## Material for this exercise

-------------------------

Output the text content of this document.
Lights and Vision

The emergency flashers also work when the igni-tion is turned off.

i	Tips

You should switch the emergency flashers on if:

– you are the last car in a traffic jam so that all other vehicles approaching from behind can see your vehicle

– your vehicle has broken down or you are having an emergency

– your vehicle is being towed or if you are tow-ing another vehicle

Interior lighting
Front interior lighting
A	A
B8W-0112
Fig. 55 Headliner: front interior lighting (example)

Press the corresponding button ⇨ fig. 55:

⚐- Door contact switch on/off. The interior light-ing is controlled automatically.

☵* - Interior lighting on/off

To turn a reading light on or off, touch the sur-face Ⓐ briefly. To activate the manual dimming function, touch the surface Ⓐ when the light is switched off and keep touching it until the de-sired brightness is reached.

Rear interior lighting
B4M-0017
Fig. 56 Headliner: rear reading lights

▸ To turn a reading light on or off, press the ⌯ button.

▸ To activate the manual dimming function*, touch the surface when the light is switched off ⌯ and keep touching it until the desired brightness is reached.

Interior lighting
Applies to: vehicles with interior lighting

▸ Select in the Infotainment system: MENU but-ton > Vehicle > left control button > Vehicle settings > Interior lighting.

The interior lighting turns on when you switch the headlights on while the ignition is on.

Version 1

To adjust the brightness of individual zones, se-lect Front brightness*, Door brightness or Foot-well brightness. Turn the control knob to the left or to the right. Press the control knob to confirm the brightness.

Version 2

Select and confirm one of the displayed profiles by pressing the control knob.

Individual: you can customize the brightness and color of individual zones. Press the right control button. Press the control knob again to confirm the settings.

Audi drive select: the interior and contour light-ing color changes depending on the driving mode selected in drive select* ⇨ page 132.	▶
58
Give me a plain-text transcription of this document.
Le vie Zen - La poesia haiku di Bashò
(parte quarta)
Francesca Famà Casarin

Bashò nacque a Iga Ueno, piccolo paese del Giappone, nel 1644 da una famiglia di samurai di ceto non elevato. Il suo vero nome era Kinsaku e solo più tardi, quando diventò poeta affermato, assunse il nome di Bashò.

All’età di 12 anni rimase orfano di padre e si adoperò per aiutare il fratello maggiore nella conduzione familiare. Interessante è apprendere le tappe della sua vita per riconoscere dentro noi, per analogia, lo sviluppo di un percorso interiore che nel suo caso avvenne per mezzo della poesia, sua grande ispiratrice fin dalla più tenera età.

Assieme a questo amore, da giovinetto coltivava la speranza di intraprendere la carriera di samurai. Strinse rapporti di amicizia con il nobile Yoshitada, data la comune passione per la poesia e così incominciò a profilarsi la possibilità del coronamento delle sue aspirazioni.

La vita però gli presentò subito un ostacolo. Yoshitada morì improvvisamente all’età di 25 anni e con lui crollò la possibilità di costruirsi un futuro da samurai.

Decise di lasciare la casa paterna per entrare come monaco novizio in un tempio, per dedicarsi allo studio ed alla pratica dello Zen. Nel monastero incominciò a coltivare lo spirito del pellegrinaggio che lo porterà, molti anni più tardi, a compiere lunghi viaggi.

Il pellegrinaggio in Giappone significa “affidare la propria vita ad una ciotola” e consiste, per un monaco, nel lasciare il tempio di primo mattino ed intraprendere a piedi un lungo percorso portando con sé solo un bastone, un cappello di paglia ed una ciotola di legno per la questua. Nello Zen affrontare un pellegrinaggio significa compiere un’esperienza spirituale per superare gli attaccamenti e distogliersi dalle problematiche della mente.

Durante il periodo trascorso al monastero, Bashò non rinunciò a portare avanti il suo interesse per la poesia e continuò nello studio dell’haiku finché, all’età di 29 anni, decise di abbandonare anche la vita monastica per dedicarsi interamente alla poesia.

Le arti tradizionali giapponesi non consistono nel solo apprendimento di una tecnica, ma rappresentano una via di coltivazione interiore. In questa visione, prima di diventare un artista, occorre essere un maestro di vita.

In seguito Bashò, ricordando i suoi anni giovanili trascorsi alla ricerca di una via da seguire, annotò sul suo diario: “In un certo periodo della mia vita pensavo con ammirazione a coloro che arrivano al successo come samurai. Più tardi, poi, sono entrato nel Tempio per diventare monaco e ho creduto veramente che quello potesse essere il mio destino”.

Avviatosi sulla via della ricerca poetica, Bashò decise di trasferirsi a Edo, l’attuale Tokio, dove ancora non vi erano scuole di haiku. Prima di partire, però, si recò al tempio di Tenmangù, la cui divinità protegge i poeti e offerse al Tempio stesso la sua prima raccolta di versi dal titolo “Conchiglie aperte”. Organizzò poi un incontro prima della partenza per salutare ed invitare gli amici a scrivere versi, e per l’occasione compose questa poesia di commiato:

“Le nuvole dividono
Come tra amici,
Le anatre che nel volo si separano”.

-------------------------

## Prompt
Give back the data above exactly as it appears.

## Answer to the problem
Output the text content of this document.
Lights and Vision

The emergency flashers also work when the igni-tion is turned off.

i	Tips

You should switch the emergency flashers on if:

– you are the last car in a traffic jam so that all other vehicles approaching from behind can see your vehicle

– your vehicle has broken down or you are having an emergency

– your vehicle is being towed or if you are tow-ing another vehicle

Interior lighting
Front interior lighting
A	A
B8W-0112
Fig. 55 Headliner: front interior lighting (example)

Press the corresponding button ⇨ fig. 55:

⚐- Door contact switch on/off. The interior light-ing is controlled automatically.

☵* - Interior lighting on/off

To turn a reading light on or off, touch the sur-face Ⓐ briefly. To activate the manual dimming function, touch the surface Ⓐ when the light is switched off and keep touching it until the de-sired brightness is reached.

Rear interior lighting
B4M-0017
Fig. 56 Headliner: rear reading lights

▸ To turn a reading light on or off, press the ⌯ button.

▸ To activate the manual dimming function*, touch the surface when the light is switched off ⌯ and keep touching it until the desired brightness is reached.

Interior lighting
Applies to: vehicles with interior lighting

▸ Select in the Infotainment system: MENU but-ton > Vehicle > left control button > Vehicle settings > Interior lighting.

The interior lighting turns on when you switch the headlights on while the ignition is on.

Version 1

To adjust the brightness of individual zones, se-lect Front brightness*, Door brightness or Foot-well brightness. Turn the control knob to the left or to the right. Press the control knob to confirm the brightness.

Version 2

Select and confirm one of the displayed profiles by pressing the control knob.

Individual: you can customize the brightness and color of individual zones. Press the right control button. Press the control knob again to confirm the settings.

Audi drive select: the interior and contour light-ing color changes depending on the driving mode selected in drive select* ⇨ page 132.	▶
58
Give me a plain-text transcription of this document.
Le vie Zen - La poesia haiku di Bashò
(parte quarta)
Francesca Famà Casarin

Bashò nacque a Iga Ueno, piccolo paese del Giappone, nel 1644 da una famiglia di samurai di ceto non elevato. Il suo vero nome era Kinsaku e solo più tardi, quando diventò poeta affermato, assunse il nome di Bashò.

All’età di 12 anni rimase orfano di padre e si adoperò per aiutare il fratello maggiore nella conduzione familiare. Interessante è apprendere le tappe della sua vita per riconoscere dentro noi, per analogia, lo sviluppo di un percorso interiore che nel suo caso avvenne per mezzo della poesia, sua grande ispiratrice fin dalla più tenera età.

Assieme a questo amore, da giovinetto coltivava la speranza di intraprendere la carriera di samurai. Strinse rapporti di amicizia con il nobile Yoshitada, data la comune passione per la poesia e così incominciò a profilarsi la possibilità del coronamento delle sue aspirazioni.

La vita però gli presentò subito un ostacolo. Yoshitada morì improvvisamente all’età di 25 anni e con lui crollò la possibilità di costruirsi un futuro da samurai.

Decise di lasciare la casa paterna per entrare come monaco novizio in un tempio, per dedicarsi allo studio ed alla pratica dello Zen. Nel monastero incominciò a coltivare lo spirito del pellegrinaggio che lo porterà, molti anni più tardi, a compiere lunghi viaggi.

Il pellegrinaggio in Giappone significa “affidare la propria vita ad una ciotola” e consiste, per un monaco, nel lasciare il tempio di primo mattino ed intraprendere a piedi un lungo percorso portando con sé solo un bastone, un cappello di paglia ed una ciotola di legno per la questua. Nello Zen affrontare un pellegrinaggio significa compiere un’esperienza spirituale per superare gli attaccamenti e distogliersi dalle problematiche della mente.

Durante il periodo trascorso al monastero, Bashò non rinunciò a portare avanti il suo interesse per la poesia e continuò nello studio dell’haiku finché, all’età di 29 anni, decise di abbandonare anche la vita monastica per dedicarsi interamente alla poesia.

Le arti tradizionali giapponesi non consistono nel solo apprendimento di una tecnica, ma rappresentano una via di coltivazione interiore. In questa visione, prima di diventare un artista, occorre essere un maestro di vita.

In seguito Bashò, ricordando i suoi anni giovanili trascorsi alla ricerca di una via da seguire, annotò sul suo diario: “In un certo periodo della mia vita pensavo con ammirazione a coloro che arrivano al successo come samurai. Più tardi, poi, sono entrato nel Tempio per diventare monaco e ho creduto veramente che quello potesse essere il mio destino”.

Avviatosi sulla via della ricerca poetica, Bashò decise di trasferirsi a Edo, l’attuale Tokio, dove ancora non vi erano scuole di haiku. Prima di partire, però, si recò al tempio di Tenmangù, la cui divinità protegge i poeti e offerse al Tempio stesso la sua prima raccolta di versi dal titolo “Conchiglie aperte”. Organizzò poi un incontro prima della partenza per salutare ed invitare gli amici a scrivere versi, e per l’occasione compose questa poesia di commiato:

“Le nuvole dividono
Come tra amici,
Le anatre che nel volo si separano”.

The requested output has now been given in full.